[start Material for this task]

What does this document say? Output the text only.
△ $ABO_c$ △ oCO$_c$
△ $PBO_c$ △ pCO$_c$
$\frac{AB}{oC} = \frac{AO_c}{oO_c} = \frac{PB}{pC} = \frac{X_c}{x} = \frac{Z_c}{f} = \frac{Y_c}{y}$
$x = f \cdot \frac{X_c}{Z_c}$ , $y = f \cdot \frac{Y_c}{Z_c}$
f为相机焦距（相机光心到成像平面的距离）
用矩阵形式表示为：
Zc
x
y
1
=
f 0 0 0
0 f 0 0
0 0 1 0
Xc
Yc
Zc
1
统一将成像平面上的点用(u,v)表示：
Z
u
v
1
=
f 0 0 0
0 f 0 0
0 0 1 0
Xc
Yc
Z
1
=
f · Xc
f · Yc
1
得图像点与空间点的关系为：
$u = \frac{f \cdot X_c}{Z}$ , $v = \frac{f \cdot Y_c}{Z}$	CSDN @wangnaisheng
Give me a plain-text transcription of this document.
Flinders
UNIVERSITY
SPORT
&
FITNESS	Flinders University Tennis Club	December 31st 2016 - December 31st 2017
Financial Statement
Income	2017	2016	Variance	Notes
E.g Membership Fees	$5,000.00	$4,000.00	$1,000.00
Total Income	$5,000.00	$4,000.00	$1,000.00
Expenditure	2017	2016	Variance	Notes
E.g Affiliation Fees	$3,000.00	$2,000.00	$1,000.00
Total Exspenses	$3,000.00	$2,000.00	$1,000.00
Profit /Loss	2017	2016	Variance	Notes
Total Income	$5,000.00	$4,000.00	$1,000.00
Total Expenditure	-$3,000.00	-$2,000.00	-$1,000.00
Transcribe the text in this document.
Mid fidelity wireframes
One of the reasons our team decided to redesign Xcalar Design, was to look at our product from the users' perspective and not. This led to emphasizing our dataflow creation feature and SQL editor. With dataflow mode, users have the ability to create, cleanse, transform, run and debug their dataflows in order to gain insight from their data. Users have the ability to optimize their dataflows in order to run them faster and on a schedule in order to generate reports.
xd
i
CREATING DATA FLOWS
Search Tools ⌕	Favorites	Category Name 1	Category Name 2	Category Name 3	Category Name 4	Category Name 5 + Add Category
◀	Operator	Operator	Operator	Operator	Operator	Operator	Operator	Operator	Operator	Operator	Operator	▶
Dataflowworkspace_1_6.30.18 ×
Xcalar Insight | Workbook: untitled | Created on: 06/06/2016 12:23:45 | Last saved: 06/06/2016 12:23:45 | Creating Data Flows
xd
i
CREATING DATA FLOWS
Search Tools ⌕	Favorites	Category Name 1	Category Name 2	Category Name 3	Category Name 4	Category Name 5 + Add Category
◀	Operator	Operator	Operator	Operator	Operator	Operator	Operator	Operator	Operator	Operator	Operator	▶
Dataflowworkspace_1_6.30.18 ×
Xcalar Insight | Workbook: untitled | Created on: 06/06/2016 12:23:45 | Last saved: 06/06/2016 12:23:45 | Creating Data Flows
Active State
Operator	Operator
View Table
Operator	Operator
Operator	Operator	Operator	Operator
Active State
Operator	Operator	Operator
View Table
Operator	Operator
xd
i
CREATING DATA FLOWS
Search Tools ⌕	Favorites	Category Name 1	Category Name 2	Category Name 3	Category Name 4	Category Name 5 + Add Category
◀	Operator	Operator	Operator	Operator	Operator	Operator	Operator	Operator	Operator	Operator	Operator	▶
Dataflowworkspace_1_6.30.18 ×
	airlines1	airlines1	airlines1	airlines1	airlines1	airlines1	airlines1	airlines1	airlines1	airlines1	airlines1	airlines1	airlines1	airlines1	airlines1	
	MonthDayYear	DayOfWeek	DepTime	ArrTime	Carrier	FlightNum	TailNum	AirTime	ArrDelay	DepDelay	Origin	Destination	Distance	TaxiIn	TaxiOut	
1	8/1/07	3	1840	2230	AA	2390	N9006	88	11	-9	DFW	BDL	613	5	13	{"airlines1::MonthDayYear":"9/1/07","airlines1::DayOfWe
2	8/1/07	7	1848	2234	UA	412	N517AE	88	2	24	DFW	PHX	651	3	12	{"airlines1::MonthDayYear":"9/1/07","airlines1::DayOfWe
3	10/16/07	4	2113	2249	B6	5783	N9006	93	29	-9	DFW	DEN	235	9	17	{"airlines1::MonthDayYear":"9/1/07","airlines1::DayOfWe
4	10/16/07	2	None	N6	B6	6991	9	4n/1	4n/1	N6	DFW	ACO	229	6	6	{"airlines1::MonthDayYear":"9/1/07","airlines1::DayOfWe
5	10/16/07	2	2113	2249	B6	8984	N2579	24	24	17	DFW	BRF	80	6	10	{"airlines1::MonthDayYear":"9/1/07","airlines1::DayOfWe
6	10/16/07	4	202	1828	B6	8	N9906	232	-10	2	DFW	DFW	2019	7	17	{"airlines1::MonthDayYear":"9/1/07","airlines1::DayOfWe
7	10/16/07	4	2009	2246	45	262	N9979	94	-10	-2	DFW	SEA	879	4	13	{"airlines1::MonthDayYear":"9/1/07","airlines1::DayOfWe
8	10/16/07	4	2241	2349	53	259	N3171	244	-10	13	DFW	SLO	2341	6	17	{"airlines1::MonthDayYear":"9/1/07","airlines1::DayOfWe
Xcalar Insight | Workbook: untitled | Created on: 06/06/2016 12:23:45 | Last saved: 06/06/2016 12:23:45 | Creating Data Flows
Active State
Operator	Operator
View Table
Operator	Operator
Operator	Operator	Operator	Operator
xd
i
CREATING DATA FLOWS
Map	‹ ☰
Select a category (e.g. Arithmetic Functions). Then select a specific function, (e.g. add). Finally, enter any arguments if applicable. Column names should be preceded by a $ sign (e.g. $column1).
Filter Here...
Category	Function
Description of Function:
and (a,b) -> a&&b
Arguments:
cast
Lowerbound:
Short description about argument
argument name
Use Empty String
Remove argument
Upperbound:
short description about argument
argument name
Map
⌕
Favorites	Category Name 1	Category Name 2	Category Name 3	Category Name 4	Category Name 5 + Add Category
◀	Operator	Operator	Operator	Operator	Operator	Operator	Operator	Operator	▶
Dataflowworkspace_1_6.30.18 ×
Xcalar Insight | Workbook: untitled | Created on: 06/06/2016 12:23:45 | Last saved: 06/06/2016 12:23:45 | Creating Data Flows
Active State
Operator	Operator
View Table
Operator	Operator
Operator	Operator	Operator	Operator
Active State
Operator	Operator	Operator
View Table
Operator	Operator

[end Material for this task]

**Task to carry out**
Transcribe each entry precisely, missing none.

**Response for this exercise**
What does this document say? Output the text only.
△ $ABO_c$ △ oCO$_c$
△ $PBO_c$ △ pCO$_c$
$\frac{AB}{oC} = \frac{AO_c}{oO_c} = \frac{PB}{pC} = \frac{X_c}{x} = \frac{Z_c}{f} = \frac{Y_c}{y}$
$x = f \cdot \frac{X_c}{Z_c}$ , $y = f \cdot \frac{Y_c}{Z_c}$
f为相机焦距（相机光心到成像平面的距离）
用矩阵形式表示为：
Zc
x
y
1
=
f 0 0 0
0 f 0 0
0 0 1 0
Xc
Yc
Zc
1
统一将成像平面上的点用(u,v)表示：
Z
u
v
1
=
f 0 0 0
0 f 0 0
0 0 1 0
Xc
Yc
Z
1
=
f · Xc
f · Yc
1
得图像点与空间点的关系为：
$u = \frac{f \cdot X_c}{Z}$ , $v = \frac{f \cdot Y_c}{Z}$	CSDN @wangnaisheng
Give me a plain-text transcription of this document.
Flinders
UNIVERSITY
SPORT
&
FITNESS	Flinders University Tennis Club	December 31st 2016 - December 31st 2017
Financial Statement
Income	2017	2016	Variance	Notes
E.g Membership Fees	$5,000.00	$4,000.00	$1,000.00
Total Income	$5,000.00	$4,000.00	$1,000.00
Expenditure	2017	2016	Variance	Notes
E.g Affiliation Fees	$3,000.00	$2,000.00	$1,000.00
Total Exspenses	$3,000.00	$2,000.00	$1,000.00
Profit /Loss	2017	2016	Variance	Notes
Total Income	$5,000.00	$4,000.00	$1,000.00
Total Expenditure	-$3,000.00	-$2,000.00	-$1,000.00
Transcribe the text in this document.
Mid fidelity wireframes
One of the reasons our team decided to redesign Xcalar Design, was to look at our product from the users' perspective and not. This led to emphasizing our dataflow creation feature and SQL editor. With dataflow mode, users have the ability to create, cleanse, transform, run and debug their dataflows in order to gain insight from their data. Users have the ability to optimize their dataflows in order to run them faster and on a schedule in order to generate reports.
xd
i
CREATING DATA FLOWS
Search Tools ⌕	Favorites	Category Name 1	Category Name 2	Category Name 3	Category Name 4	Category Name 5 + Add Category
◀	Operator	Operator	Operator	Operator	Operator	Operator	Operator	Operator	Operator	Operator	Operator	▶
Dataflowworkspace_1_6.30.18 ×
Xcalar Insight | Workbook: untitled | Created on: 06/06/2016 12:23:45 | Last saved: 06/06/2016 12:23:45 | Creating Data Flows
xd
i
CREATING DATA FLOWS
Search Tools ⌕	Favorites	Category Name 1	Category Name 2	Category Name 3	Category Name 4	Category Name 5 + Add Category
◀	Operator	Operator	Operator	Operator	Operator	Operator	Operator	Operator	Operator	Operator	Operator	▶
Dataflowworkspace_1_6.30.18 ×
Xcalar Insight | Workbook: untitled | Created on: 06/06/2016 12:23:45 | Last saved: 06/06/2016 12:23:45 | Creating Data Flows
Active State
Operator	Operator
View Table
Operator	Operator
Operator	Operator	Operator	Operator
Active State
Operator	Operator	Operator
View Table
Operator	Operator
xd
i
CREATING DATA FLOWS
Search Tools ⌕	Favorites	Category Name 1	Category Name 2	Category Name 3	Category Name 4	Category Name 5 + Add Category
◀	Operator	Operator	Operator	Operator	Operator	Operator	Operator	Operator	Operator	Operator	Operator	▶
Dataflowworkspace_1_6.30.18 ×
	airlines1	airlines1	airlines1	airlines1	airlines1	airlines1	airlines1	airlines1	airlines1	airlines1	airlines1	airlines1	airlines1	airlines1	airlines1	
	MonthDayYear	DayOfWeek	DepTime	ArrTime	Carrier	FlightNum	TailNum	AirTime	ArrDelay	DepDelay	Origin	Destination	Distance	TaxiIn	TaxiOut	
1	8/1/07	3	1840	2230	AA	2390	N9006	88	11	-9	DFW	BDL	613	5	13	{"airlines1::MonthDayYear":"9/1/07","airlines1::DayOfWe
2	8/1/07	7	1848	2234	UA	412	N517AE	88	2	24	DFW	PHX	651	3	12	{"airlines1::MonthDayYear":"9/1/07","airlines1::DayOfWe
3	10/16/07	4	2113	2249	B6	5783	N9006	93	29	-9	DFW	DEN	235	9	17	{"airlines1::MonthDayYear":"9/1/07","airlines1::DayOfWe
4	10/16/07	2	None	N6	B6	6991	9	4n/1	4n/1	N6	DFW	ACO	229	6	6	{"airlines1::MonthDayYear":"9/1/07","airlines1::DayOfWe
5	10/16/07	2	2113	2249	B6	8984	N2579	24	24	17	DFW	BRF	80	6	10	{"airlines1::MonthDayYear":"9/1/07","airlines1::DayOfWe
6	10/16/07	4	202	1828	B6	8	N9906	232	-10	2	DFW	DFW	2019	7	17	{"airlines1::MonthDayYear":"9/1/07","airlines1::DayOfWe
7	10/16/07	4	2009	2246	45	262	N9979	94	-10	-2	DFW	SEA	879	4	13	{"airlines1::MonthDayYear":"9/1/07","airlines1::DayOfWe
8	10/16/07	4	2241	2349	53	259	N3171	244	-10	13	DFW	SLO	2341	6	17	{"airlines1::MonthDayYear":"9/1/07","airlines1::DayOfWe
Xcalar Insight | Workbook: untitled | Created on: 06/06/2016 12:23:45 | Last saved: 06/06/2016 12:23:45 | Creating Data Flows
Active State
Operator	Operator
View Table
Operator	Operator
Operator	Operator	Operator	Operator
xd
i
CREATING DATA FLOWS
Map	‹ ☰
Select a category (e.g. Arithmetic Functions). Then select a specific function, (e.g. add). Finally, enter any arguments if applicable. Column names should be preceded by a $ sign (e.g. $column1).
Filter Here...
Category	Function
Description of Function:
and (a,b) -> a&&b
Arguments:
cast
Lowerbound:
Short description about argument
argument name
Use Empty String
Remove argument
Upperbound:
short description about argument
argument name
Map
⌕
Favorites	Category Name 1	Category Name 2	Category Name 3	Category Name 4	Category Name 5 + Add Category
◀	Operator	Operator	Operator	Operator	Operator	Operator	Operator	Operator	▶
Dataflowworkspace_1_6.30.18 ×
Xcalar Insight | Workbook: untitled | Created on: 06/06/2016 12:23:45 | Last saved: 06/06/2016 12:23:45 | Creating Data Flows
Active State
Operator	Operator
View Table
Operator	Operator
Operator	Operator	Operator	Operator
Active State
Operator	Operator	Operator
View Table
Operator	Operator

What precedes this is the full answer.